**What you have to do**
Copy out all the rows with every "menu-item-label" renamed to "menu-entry-label" and nothing else changed, leaving out the pictures.

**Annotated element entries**
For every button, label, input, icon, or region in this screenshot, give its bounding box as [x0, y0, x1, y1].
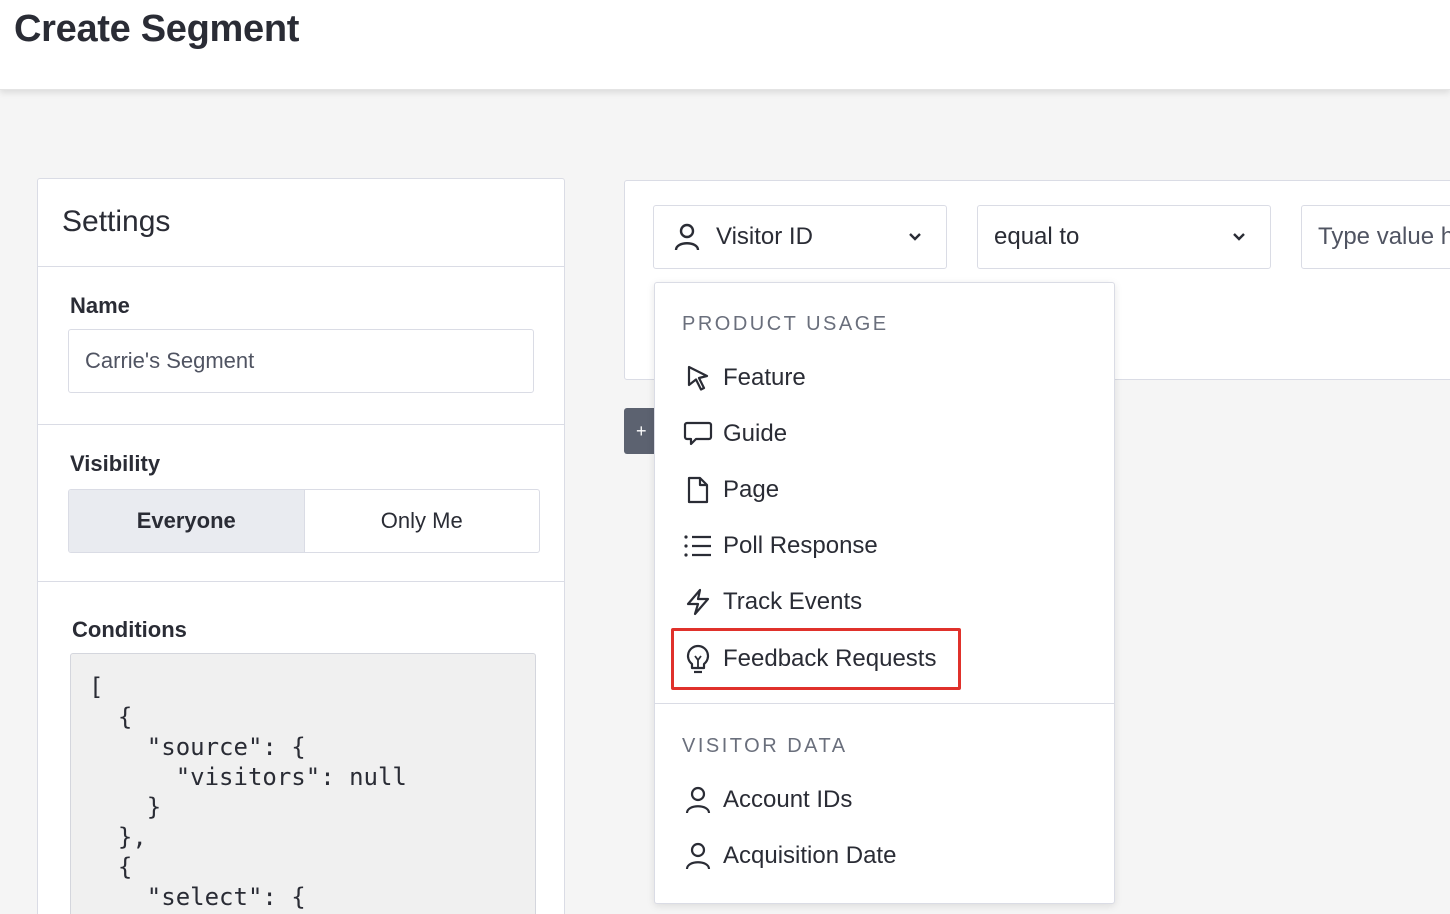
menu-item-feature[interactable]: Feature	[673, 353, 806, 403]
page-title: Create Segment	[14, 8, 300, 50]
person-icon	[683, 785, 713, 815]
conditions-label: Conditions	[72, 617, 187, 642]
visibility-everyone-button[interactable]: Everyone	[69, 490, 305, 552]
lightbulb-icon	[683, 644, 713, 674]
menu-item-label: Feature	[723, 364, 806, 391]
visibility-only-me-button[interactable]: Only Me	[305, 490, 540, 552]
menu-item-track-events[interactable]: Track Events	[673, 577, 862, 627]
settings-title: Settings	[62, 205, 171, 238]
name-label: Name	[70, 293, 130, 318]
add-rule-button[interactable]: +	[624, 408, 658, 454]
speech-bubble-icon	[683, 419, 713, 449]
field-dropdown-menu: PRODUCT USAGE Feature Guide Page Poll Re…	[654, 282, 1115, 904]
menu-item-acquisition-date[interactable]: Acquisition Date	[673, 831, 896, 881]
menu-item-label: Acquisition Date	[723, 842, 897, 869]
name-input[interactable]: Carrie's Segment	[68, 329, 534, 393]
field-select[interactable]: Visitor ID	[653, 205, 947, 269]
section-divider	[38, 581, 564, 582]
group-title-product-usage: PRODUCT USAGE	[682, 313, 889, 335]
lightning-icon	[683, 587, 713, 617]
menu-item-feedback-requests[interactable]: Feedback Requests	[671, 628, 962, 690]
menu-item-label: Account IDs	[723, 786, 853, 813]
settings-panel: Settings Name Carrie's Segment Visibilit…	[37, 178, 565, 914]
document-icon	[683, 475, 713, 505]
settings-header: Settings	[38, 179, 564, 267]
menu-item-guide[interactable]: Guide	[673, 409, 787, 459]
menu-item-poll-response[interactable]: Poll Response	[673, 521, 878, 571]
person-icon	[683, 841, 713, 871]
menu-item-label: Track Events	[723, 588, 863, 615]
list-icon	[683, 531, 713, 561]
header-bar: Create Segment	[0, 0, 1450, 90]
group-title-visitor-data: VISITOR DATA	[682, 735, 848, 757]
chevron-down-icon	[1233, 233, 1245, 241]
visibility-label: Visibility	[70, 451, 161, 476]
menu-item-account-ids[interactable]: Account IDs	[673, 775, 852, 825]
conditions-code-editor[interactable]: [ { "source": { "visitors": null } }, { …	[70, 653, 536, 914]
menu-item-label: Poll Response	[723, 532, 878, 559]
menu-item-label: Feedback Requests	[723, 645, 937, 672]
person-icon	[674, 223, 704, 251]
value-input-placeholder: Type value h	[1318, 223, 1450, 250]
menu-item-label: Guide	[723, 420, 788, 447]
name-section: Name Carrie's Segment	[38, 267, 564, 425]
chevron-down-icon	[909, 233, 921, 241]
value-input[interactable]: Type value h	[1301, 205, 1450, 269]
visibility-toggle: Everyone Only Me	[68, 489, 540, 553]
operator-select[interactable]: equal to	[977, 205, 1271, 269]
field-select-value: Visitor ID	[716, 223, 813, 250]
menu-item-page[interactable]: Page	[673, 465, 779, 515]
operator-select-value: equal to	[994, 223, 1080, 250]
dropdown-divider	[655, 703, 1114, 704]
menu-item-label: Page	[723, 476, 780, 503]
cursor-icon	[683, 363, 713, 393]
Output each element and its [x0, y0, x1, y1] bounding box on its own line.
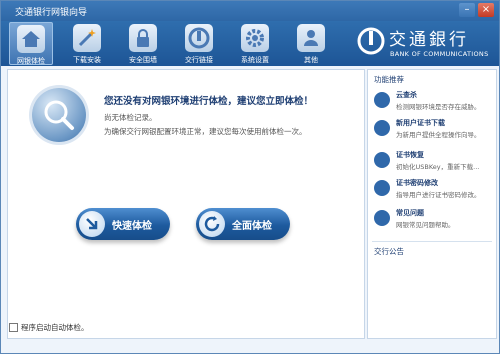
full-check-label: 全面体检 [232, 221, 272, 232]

**Solution to this exercise**
For every button, label, input, icon, or region in this screenshot, give its bounding box as [x0, y0, x1, y1].
menu-item-feature[interactable]: Feature	[673, 353, 806, 403]
page-title: Create Segment	[14, 8, 300, 50]
person-icon	[683, 785, 713, 815]
conditions-label: Conditions	[72, 617, 187, 642]
visibility-everyone-button[interactable]: Everyone	[69, 490, 305, 552]
lightbulb-icon	[683, 644, 713, 674]
menu-entry-label: Feature	[723, 364, 806, 391]
visibility-only-me-button[interactable]: Only Me	[305, 490, 540, 552]
menu-item-track-events[interactable]: Track Events	[673, 577, 862, 627]
settings-title: Settings	[62, 205, 171, 238]
name-label: Name	[70, 293, 130, 318]
add-rule-button[interactable]: +	[624, 408, 658, 454]
speech-bubble-icon	[683, 419, 713, 449]
field-dropdown-menu: PRODUCT USAGE Feature Guide Page Poll Re…	[654, 282, 1115, 904]
menu-item-acquisition-date[interactable]: Acquisition Date	[673, 831, 896, 881]
menu-entry-label: Acquisition Date	[723, 842, 897, 869]
name-input[interactable]: Carrie's Segment	[68, 329, 534, 393]
field-select[interactable]: Visitor ID	[653, 205, 947, 269]
section-divider	[38, 581, 564, 582]
group-title-product-usage: PRODUCT USAGE	[682, 313, 889, 335]
lightning-icon	[683, 587, 713, 617]
menu-item-feedback-requests[interactable]: Feedback Requests	[671, 628, 962, 690]
menu-entry-label: Account IDs	[723, 786, 853, 813]
settings-panel: Settings Name Carrie's Segment Visibilit…	[37, 178, 565, 914]
document-icon	[683, 475, 713, 505]
settings-header: Settings	[38, 179, 564, 267]
menu-item-guide[interactable]: Guide	[673, 409, 787, 459]
menu-item-poll-response[interactable]: Poll Response	[673, 521, 878, 571]
person-icon	[683, 841, 713, 871]
menu-entry-label: Track Events	[723, 588, 863, 615]
list-icon	[683, 531, 713, 561]
header-bar: Create Segment	[0, 0, 1450, 90]
group-title-visitor-data: VISITOR DATA	[682, 735, 848, 757]
chevron-down-icon	[1233, 233, 1245, 241]
visibility-label: Visibility	[70, 451, 161, 476]
menu-item-account-ids[interactable]: Account IDs	[673, 775, 852, 825]
conditions-code-editor[interactable]: [ { "source": { "visitors": null } }, { …	[70, 653, 536, 914]
menu-entry-label: Poll Response	[723, 532, 878, 559]
menu-entry-label: Feedback Requests	[723, 645, 937, 672]
person-icon	[674, 223, 704, 251]
value-input-placeholder: Type value h	[1318, 223, 1450, 250]
menu-entry-label: Guide	[723, 420, 788, 447]
name-section: Name Carrie's Segment	[38, 267, 564, 425]
chevron-down-icon	[909, 233, 921, 241]
value-input[interactable]: Type value h	[1301, 205, 1450, 269]
visibility-toggle: Everyone Only Me	[68, 489, 540, 553]
operator-select[interactable]: equal to	[977, 205, 1271, 269]
field-select-value: Visitor ID	[716, 223, 813, 250]
menu-item-page[interactable]: Page	[673, 465, 779, 515]
operator-select-value: equal to	[994, 223, 1080, 250]
dropdown-divider	[655, 703, 1114, 704]
menu-entry-label: Page	[723, 476, 780, 503]
cursor-icon	[683, 363, 713, 393]
Output each element and its [x0, y0, x1, y1] bounding box on its own line.
full-check-label: 全面体检 [232, 221, 272, 232]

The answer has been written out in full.